* Extracted material:
====================
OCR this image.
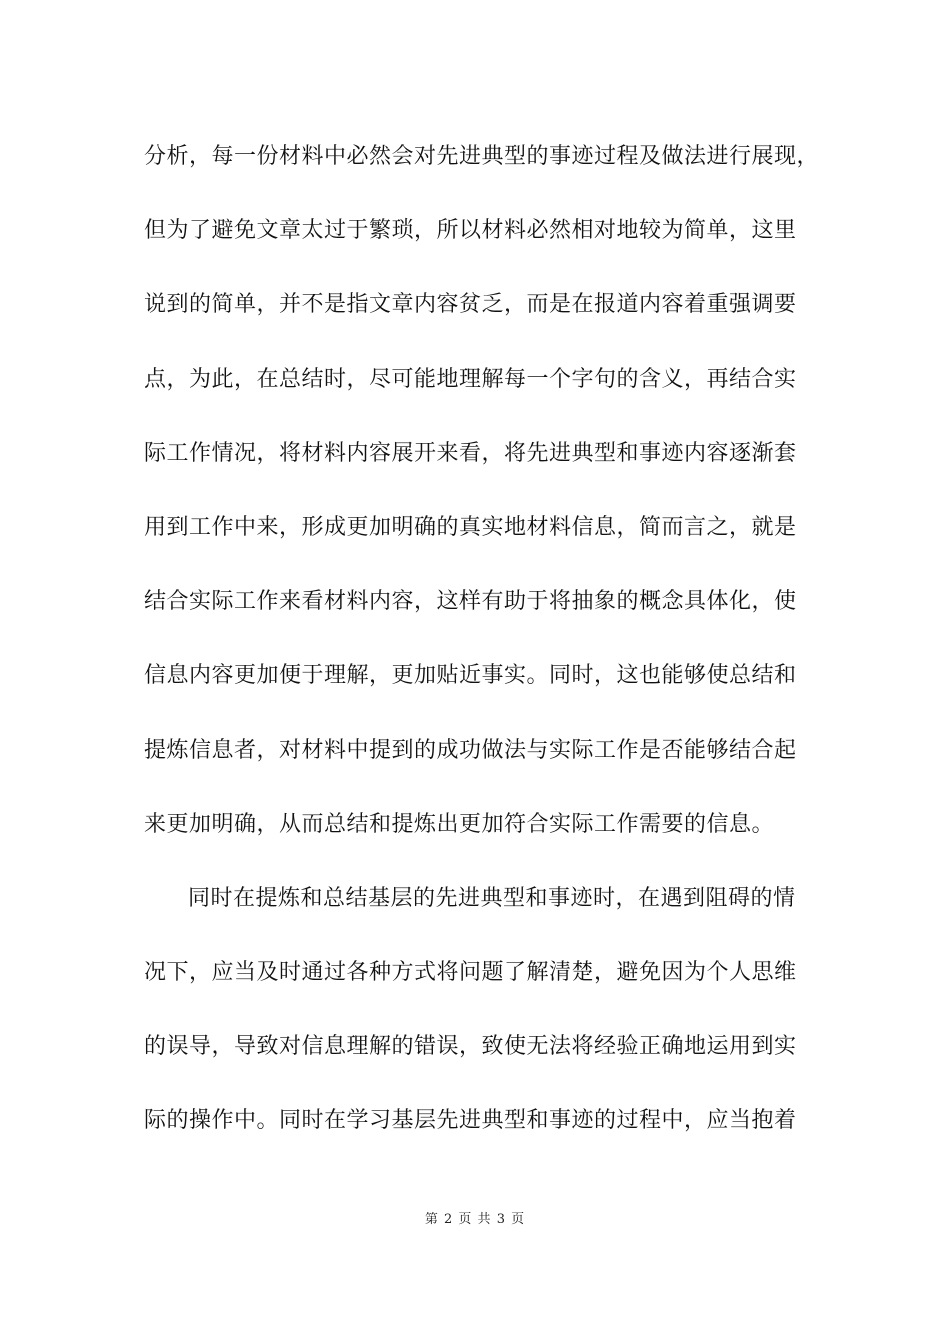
分析，每一份材料中必然会对先进典型的事迹过程及做法进行展现，
但为了避免文章太过于繁琐，所以材料必然相对地较为简单，这里
说到的简单，并不是指文章内容贫乏，而是在报道内容着重强调要
点，为此，在总结时，尽可能地理解每一个字句的含义，再结合实
际工作情况，将材料内容展开来看，将先进典型和事迹内容逐渐套
用到工作中来，形成更加明确的真实地材料信息，简而言之，就是
结合实际工作来看材料内容，这样有助于将抽象的概念具体化，使
信息内容更加便于理解，更加贴近事实。同时，这也能够使总结和
提炼信息者，对材料中提到的成功做法与实际工作是否能够结合起
来更加明确，从而总结和提炼出更加符合实际工作需要的信息。
同时在提炼和总结基层的先进典型和事迹时，在遇到阻碍的情
况下，应当及时通过各种方式将问题了解清楚，避免因为个人思维
的误导，导致对信息理解的错误，致使无法将经验正确地运用到实
际的操作中。同时在学习基层先进典型和事迹的过程中，应当抱着
第 2 页 共 3 页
====================
* Set exercise: Every record is to be reproduced exactly, with no pictures included.

* The answer:
OCR this image.
分析，每一份材料中必然会对先进典型的事迹过程及做法进行展现，
但为了避免文章太过于繁琐，所以材料必然相对地较为简单，这里
说到的简单，并不是指文章内容贫乏，而是在报道内容着重强调要
点，为此，在总结时，尽可能地理解每一个字句的含义，再结合实
际工作情况，将材料内容展开来看，将先进典型和事迹内容逐渐套
用到工作中来，形成更加明确的真实地材料信息，简而言之，就是
结合实际工作来看材料内容，这样有助于将抽象的概念具体化，使
信息内容更加便于理解，更加贴近事实。同时，这也能够使总结和
提炼信息者，对材料中提到的成功做法与实际工作是否能够结合起
来更加明确，从而总结和提炼出更加符合实际工作需要的信息。
同时在提炼和总结基层的先进典型和事迹时，在遇到阻碍的情
况下，应当及时通过各种方式将问题了解清楚，避免因为个人思维
的误导，导致对信息理解的错误，致使无法将经验正确地运用到实
际的操作中。同时在学习基层先进典型和事迹的过程中，应当抱着
第 2 页 共 3 页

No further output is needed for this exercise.